— RECORDS SHOWN —
** Begin **

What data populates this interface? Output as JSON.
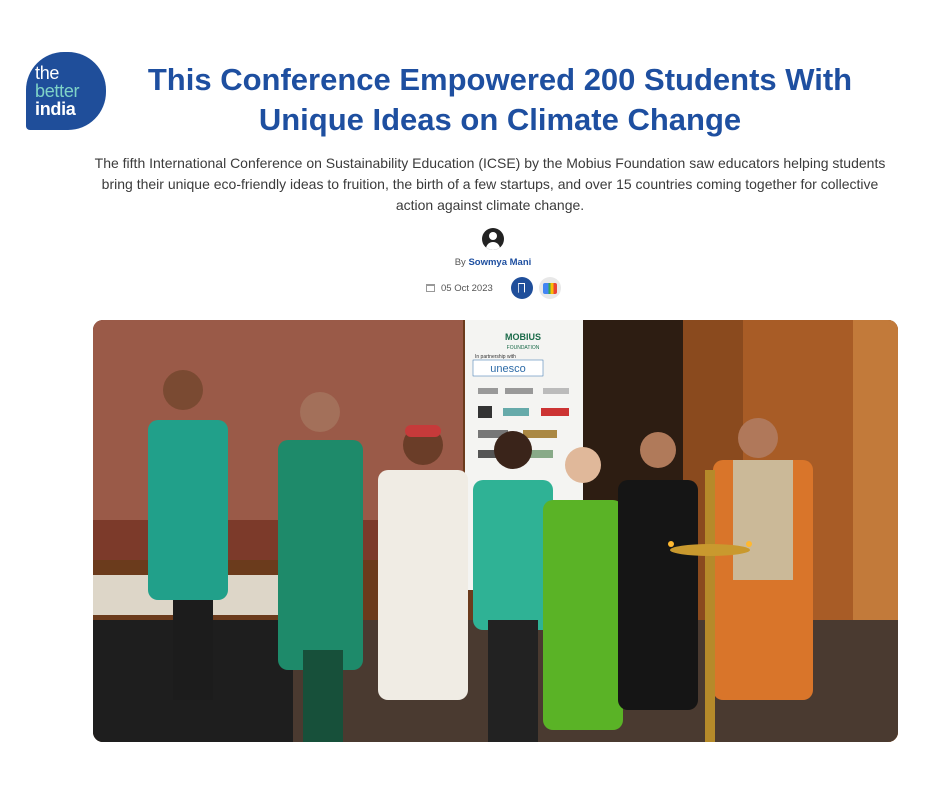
{
  "brand": {
    "logo_line1": "the",
    "logo_line2": "better",
    "logo_line3": "india"
  },
  "article": {
    "title": "This Conference Empowered 200 Students With Unique Ideas on Climate Change",
    "dek": "The fifth International Conference on Sustainability Education (ICSE) by the Mobius Foundation saw educators helping students bring their unique eco-friendly ideas to fruition, the birth of a few startups, and over 15 countries coming together for collective action against climate change.",
    "by_prefix": "By",
    "author": "Sowmya Mani",
    "date": "05 Oct 2023"
  },
  "photo": {
    "banner_logo": "MOBIUS",
    "banner_sub": "FOUNDATION",
    "banner_partner_text": "In partnership with",
    "banner_unesco": "unesco"
  },
  "icons": {
    "author": "user-circle-icon",
    "calendar": "calendar-icon",
    "bookmark": "bookmark-icon",
    "google_news": "google-news-icon"
  },
  "colors": {
    "brand_blue": "#1e4fa0",
    "logo_teal": "#7fd3c7"
  }
}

** End **

— EXERCISE GOAL —
Only the count is wanted: report how many lines of the material above hold the word "author".

— RESULT OF THIS EXERCISE —
2